- SHORT TASK:
All records should be reproduced verbatim.

- RECORDS FOR THIS EXERCISE:
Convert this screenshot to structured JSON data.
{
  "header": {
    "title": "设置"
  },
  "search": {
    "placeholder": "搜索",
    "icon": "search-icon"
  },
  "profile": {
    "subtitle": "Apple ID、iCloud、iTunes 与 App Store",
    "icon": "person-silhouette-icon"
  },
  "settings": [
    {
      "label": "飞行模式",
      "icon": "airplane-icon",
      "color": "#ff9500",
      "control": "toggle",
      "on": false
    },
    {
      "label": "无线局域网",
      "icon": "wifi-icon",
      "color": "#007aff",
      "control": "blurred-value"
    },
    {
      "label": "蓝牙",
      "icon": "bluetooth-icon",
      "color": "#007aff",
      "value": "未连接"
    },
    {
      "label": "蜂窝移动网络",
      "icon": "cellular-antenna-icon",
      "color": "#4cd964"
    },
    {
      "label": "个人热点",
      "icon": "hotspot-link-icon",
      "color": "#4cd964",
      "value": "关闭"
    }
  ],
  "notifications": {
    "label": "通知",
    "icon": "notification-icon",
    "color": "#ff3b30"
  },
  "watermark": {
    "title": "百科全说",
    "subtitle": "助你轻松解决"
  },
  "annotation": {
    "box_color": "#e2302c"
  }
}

- FINAL RESULT:
Convert this screenshot to structured JSON data.
{
  "header": {
    "title": "设置"
  },
  "search": {
    "placeholder": "搜索",
    "icon": "search-icon"
  },
  "profile": {
    "subtitle": "Apple ID、iCloud、iTunes 与 App Store",
    "icon": "person-silhouette-icon"
  },
  "settings": [
    {
      "label": "飞行模式",
      "icon": "airplane-icon",
      "color": "#ff9500",
      "control": "toggle",
      "on": false
    },
    {
      "label": "无线局域网",
      "icon": "wifi-icon",
      "color": "#007aff",
      "control": "blurred-value"
    },
    {
      "label": "蓝牙",
      "icon": "bluetooth-icon",
      "color": "#007aff",
      "value": "未连接"
    },
    {
      "label": "蜂窝移动网络",
      "icon": "cellular-antenna-icon",
      "color": "#4cd964"
    },
    {
      "label": "个人热点",
      "icon": "hotspot-link-icon",
      "color": "#4cd964",
      "value": "关闭"
    }
  ],
  "notifications": {
    "label": "通知",
    "icon": "notification-icon",
    "color": "#ff3b30"
  },
  "watermark": {
    "title": "百科全说",
    "subtitle": "助你轻松解决"
  },
  "annotation": {
    "box_color": "#e2302c"
  }
}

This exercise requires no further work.